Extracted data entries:

┏━━

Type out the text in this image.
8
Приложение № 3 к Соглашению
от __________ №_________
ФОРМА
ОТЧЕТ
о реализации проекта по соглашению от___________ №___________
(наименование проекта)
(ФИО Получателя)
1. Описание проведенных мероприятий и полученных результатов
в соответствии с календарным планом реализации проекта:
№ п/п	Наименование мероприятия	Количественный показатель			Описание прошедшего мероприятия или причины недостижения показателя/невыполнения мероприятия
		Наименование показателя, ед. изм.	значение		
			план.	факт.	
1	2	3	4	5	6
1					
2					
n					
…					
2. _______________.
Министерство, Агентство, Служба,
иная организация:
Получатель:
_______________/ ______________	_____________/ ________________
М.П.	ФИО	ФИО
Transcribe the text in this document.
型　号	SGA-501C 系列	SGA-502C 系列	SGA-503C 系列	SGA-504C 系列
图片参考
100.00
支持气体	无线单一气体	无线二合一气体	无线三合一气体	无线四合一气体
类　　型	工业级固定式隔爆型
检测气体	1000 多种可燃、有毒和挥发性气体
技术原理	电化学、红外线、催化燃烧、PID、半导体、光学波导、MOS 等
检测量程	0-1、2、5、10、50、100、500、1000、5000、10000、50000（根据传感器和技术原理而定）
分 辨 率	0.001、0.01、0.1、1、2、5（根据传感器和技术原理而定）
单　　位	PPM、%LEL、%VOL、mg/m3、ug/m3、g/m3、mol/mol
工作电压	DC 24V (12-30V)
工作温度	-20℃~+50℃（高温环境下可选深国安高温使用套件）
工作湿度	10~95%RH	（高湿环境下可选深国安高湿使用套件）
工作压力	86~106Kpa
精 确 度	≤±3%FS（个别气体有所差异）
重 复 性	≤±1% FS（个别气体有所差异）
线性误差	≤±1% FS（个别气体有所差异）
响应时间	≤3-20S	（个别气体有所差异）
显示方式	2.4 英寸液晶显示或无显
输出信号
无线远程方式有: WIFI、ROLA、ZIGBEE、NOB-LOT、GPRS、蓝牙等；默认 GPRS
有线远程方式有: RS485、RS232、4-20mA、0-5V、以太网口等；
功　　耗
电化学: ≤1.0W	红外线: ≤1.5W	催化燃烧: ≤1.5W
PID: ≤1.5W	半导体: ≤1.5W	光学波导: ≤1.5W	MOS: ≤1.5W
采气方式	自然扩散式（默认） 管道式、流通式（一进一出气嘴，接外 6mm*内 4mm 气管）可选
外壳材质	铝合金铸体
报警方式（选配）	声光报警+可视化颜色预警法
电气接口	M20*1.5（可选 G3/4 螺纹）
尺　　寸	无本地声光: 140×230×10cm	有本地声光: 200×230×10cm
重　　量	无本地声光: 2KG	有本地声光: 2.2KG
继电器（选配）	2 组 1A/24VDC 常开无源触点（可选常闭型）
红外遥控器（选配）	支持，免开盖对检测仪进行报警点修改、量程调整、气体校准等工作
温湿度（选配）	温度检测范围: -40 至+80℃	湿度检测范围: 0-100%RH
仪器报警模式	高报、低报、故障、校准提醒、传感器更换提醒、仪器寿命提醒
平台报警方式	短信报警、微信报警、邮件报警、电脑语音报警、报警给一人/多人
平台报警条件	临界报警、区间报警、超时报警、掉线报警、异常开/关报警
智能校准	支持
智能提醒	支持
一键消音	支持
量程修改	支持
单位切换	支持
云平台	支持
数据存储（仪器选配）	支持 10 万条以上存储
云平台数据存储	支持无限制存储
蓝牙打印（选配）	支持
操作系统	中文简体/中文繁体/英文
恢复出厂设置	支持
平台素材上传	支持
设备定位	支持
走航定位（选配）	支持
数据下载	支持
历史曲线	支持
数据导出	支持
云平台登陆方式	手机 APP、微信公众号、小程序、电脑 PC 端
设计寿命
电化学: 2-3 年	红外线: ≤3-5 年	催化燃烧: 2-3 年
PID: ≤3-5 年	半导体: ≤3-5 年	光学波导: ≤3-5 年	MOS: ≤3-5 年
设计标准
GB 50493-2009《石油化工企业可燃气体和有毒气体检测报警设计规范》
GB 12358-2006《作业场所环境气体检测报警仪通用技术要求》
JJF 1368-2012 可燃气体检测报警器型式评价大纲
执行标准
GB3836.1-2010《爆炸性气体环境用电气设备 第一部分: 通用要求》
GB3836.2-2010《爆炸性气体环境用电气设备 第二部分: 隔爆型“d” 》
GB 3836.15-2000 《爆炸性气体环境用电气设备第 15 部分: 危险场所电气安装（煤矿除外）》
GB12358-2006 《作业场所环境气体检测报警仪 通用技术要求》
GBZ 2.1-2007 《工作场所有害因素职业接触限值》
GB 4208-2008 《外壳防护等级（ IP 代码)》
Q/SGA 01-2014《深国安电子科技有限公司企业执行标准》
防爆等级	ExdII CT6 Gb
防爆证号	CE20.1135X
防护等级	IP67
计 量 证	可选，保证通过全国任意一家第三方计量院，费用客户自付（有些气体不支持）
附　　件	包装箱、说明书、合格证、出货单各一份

┗━━

Every entry above should be retyped exactly as shown.

Type out the text in this image.
8
Приложение № 3 к Соглашению
от __________ №_________
ФОРМА
ОТЧЕТ
о реализации проекта по соглашению от___________ №___________
(наименование проекта)
(ФИО Получателя)
1. Описание проведенных мероприятий и полученных результатов
в соответствии с календарным планом реализации проекта:
№ п/п	Наименование мероприятия	Количественный показатель			Описание прошедшего мероприятия или причины недостижения показателя/невыполнения мероприятия
		Наименование показателя, ед. изм.	значение		
			план.	факт.	
1	2	3	4	5	6
1					
2					
n					
…					
2. _______________.
Министерство, Агентство, Служба,
иная организация:
Получатель:
_______________/ ______________	_____________/ ________________
М.П.	ФИО	ФИО
Transcribe the text in this document.
型　号	SGA-501C 系列	SGA-502C 系列	SGA-503C 系列	SGA-504C 系列
图片参考
100.00
支持气体	无线单一气体	无线二合一气体	无线三合一气体	无线四合一气体
类　　型	工业级固定式隔爆型
检测气体	1000 多种可燃、有毒和挥发性气体
技术原理	电化学、红外线、催化燃烧、PID、半导体、光学波导、MOS 等
检测量程	0-1、2、5、10、50、100、500、1000、5000、10000、50000（根据传感器和技术原理而定）
分 辨 率	0.001、0.01、0.1、1、2、5（根据传感器和技术原理而定）
单　　位	PPM、%LEL、%VOL、mg/m3、ug/m3、g/m3、mol/mol
工作电压	DC 24V (12-30V)
工作温度	-20℃~+50℃（高温环境下可选深国安高温使用套件）
工作湿度	10~95%RH	（高湿环境下可选深国安高湿使用套件）
工作压力	86~106Kpa
精 确 度	≤±3%FS（个别气体有所差异）
重 复 性	≤±1% FS（个别气体有所差异）
线性误差	≤±1% FS（个别气体有所差异）
响应时间	≤3-20S	（个别气体有所差异）
显示方式	2.4 英寸液晶显示或无显
输出信号
无线远程方式有: WIFI、ROLA、ZIGBEE、NOB-LOT、GPRS、蓝牙等；默认 GPRS
有线远程方式有: RS485、RS232、4-20mA、0-5V、以太网口等；
功　　耗
电化学: ≤1.0W	红外线: ≤1.5W	催化燃烧: ≤1.5W
PID: ≤1.5W	半导体: ≤1.5W	光学波导: ≤1.5W	MOS: ≤1.5W
采气方式	自然扩散式（默认） 管道式、流通式（一进一出气嘴，接外 6mm*内 4mm 气管）可选
外壳材质	铝合金铸体
报警方式（选配）	声光报警+可视化颜色预警法
电气接口	M20*1.5（可选 G3/4 螺纹）
尺　　寸	无本地声光: 140×230×10cm	有本地声光: 200×230×10cm
重　　量	无本地声光: 2KG	有本地声光: 2.2KG
继电器（选配）	2 组 1A/24VDC 常开无源触点（可选常闭型）
红外遥控器（选配）	支持，免开盖对检测仪进行报警点修改、量程调整、气体校准等工作
温湿度（选配）	温度检测范围: -40 至+80℃	湿度检测范围: 0-100%RH
仪器报警模式	高报、低报、故障、校准提醒、传感器更换提醒、仪器寿命提醒
平台报警方式	短信报警、微信报警、邮件报警、电脑语音报警、报警给一人/多人
平台报警条件	临界报警、区间报警、超时报警、掉线报警、异常开/关报警
智能校准	支持
智能提醒	支持
一键消音	支持
量程修改	支持
单位切换	支持
云平台	支持
数据存储（仪器选配）	支持 10 万条以上存储
云平台数据存储	支持无限制存储
蓝牙打印（选配）	支持
操作系统	中文简体/中文繁体/英文
恢复出厂设置	支持
平台素材上传	支持
设备定位	支持
走航定位（选配）	支持
数据下载	支持
历史曲线	支持
数据导出	支持
云平台登陆方式	手机 APP、微信公众号、小程序、电脑 PC 端
设计寿命
电化学: 2-3 年	红外线: ≤3-5 年	催化燃烧: 2-3 年
PID: ≤3-5 年	半导体: ≤3-5 年	光学波导: ≤3-5 年	MOS: ≤3-5 年
设计标准
GB 50493-2009《石油化工企业可燃气体和有毒气体检测报警设计规范》
GB 12358-2006《作业场所环境气体检测报警仪通用技术要求》
JJF 1368-2012 可燃气体检测报警器型式评价大纲
执行标准
GB3836.1-2010《爆炸性气体环境用电气设备 第一部分: 通用要求》
GB3836.2-2010《爆炸性气体环境用电气设备 第二部分: 隔爆型“d” 》
GB 3836.15-2000 《爆炸性气体环境用电气设备第 15 部分: 危险场所电气安装（煤矿除外）》
GB12358-2006 《作业场所环境气体检测报警仪 通用技术要求》
GBZ 2.1-2007 《工作场所有害因素职业接触限值》
GB 4208-2008 《外壳防护等级（ IP 代码)》
Q/SGA 01-2014《深国安电子科技有限公司企业执行标准》
防爆等级	ExdII CT6 Gb
防爆证号	CE20.1135X
防护等级	IP67
计 量 证	可选，保证通过全国任意一家第三方计量院，费用客户自付（有些气体不支持）
附　　件	包装箱、说明书、合格证、出货单各一份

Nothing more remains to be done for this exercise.